- [Job]
List every line in this data where the string "content" occurs.

- [Information provided]
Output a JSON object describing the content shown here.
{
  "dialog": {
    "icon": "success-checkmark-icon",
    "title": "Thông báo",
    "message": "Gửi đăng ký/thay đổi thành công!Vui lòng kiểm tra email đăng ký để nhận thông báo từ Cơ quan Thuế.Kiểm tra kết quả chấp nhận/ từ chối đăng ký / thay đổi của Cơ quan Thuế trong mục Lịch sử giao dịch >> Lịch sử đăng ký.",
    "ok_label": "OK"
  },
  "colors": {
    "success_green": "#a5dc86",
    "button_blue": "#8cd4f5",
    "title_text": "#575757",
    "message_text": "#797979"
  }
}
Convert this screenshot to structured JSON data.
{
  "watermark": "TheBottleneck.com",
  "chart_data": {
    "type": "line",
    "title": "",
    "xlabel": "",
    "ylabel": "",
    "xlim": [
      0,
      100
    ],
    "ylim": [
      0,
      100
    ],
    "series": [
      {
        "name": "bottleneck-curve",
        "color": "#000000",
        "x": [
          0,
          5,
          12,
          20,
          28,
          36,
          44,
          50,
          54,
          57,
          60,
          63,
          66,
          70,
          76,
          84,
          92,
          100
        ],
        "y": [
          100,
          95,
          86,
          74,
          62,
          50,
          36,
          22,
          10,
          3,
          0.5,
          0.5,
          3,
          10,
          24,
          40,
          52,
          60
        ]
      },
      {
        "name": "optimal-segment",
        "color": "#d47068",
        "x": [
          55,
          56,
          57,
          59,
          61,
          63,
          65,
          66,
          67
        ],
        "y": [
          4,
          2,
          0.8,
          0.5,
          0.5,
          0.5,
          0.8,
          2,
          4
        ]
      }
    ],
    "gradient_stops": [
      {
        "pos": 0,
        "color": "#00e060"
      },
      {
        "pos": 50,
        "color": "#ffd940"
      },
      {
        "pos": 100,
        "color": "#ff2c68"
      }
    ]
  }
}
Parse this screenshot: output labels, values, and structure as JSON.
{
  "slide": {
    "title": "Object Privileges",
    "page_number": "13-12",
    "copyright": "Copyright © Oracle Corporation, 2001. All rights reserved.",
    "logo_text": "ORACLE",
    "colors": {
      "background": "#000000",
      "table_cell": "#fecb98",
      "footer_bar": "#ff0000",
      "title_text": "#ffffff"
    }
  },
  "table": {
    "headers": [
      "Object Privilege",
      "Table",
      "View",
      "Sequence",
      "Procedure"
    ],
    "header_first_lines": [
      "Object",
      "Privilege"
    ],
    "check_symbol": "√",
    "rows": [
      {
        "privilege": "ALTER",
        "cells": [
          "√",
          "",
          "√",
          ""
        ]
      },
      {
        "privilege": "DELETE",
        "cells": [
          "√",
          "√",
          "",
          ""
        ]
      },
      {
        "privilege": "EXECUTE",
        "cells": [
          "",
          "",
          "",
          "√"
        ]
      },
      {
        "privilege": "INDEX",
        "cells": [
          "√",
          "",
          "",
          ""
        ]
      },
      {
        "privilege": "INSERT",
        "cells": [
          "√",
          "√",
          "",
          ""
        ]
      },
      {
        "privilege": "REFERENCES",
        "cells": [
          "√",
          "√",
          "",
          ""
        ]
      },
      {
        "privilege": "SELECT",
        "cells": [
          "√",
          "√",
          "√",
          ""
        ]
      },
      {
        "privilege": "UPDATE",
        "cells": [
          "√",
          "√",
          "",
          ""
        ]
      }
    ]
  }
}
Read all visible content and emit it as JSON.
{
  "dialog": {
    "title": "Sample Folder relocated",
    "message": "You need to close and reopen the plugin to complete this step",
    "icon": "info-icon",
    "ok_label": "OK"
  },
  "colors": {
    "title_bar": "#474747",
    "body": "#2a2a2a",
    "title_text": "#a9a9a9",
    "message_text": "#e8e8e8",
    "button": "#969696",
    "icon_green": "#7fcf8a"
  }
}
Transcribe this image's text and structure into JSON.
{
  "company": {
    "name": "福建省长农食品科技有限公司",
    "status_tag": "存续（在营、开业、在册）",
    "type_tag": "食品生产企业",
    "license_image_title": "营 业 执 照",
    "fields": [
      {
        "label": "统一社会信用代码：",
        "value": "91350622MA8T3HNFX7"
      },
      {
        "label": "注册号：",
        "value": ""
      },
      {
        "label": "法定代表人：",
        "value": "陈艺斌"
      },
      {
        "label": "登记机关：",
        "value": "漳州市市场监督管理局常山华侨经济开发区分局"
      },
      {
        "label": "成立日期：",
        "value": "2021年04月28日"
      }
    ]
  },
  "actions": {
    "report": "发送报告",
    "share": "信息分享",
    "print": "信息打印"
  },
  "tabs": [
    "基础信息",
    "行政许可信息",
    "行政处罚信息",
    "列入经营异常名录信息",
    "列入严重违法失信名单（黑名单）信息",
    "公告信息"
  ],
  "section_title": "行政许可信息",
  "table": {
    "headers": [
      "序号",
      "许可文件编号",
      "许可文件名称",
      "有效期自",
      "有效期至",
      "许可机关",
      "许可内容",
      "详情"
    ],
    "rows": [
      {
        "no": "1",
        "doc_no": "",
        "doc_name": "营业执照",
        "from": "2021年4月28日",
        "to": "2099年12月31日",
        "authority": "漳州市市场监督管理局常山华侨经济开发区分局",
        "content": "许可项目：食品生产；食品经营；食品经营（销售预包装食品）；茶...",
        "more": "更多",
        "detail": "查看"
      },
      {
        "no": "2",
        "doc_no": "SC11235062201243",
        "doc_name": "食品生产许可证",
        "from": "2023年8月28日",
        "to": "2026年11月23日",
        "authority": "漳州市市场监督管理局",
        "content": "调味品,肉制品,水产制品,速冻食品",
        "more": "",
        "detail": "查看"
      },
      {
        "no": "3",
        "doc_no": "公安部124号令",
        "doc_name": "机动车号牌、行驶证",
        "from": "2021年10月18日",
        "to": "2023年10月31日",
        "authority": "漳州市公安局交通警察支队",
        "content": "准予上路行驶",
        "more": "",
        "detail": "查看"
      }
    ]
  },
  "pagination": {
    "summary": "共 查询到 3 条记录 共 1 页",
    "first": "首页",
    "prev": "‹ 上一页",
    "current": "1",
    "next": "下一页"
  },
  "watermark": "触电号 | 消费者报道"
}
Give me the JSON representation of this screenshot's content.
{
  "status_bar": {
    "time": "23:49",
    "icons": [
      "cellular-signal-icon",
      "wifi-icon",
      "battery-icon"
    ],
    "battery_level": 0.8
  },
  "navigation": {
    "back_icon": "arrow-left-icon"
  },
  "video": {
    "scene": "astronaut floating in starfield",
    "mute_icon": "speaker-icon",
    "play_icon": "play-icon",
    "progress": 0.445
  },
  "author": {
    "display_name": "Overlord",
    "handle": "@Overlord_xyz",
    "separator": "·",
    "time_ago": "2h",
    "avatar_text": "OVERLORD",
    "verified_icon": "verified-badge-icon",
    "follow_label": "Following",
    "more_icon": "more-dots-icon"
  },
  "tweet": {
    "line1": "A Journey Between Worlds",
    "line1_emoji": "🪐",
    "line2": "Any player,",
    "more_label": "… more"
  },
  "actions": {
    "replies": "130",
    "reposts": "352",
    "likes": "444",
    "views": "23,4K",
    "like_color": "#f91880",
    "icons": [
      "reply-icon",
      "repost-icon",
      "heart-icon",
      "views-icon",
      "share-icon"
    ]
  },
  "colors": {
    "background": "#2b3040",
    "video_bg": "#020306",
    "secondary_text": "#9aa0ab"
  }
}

- [Completed exercise]
Output a JSON object describing the content shown here.
Read all visible content and emit it as JSON.
        "content": "许可项目：食品生产；食品经营；食品经营（销售预包装食品）；茶...",
        "content": "调味品,肉制品,水产制品,速冻食品",
        "content": "准予上路行驶",
Give me the JSON representation of this screenshot's content.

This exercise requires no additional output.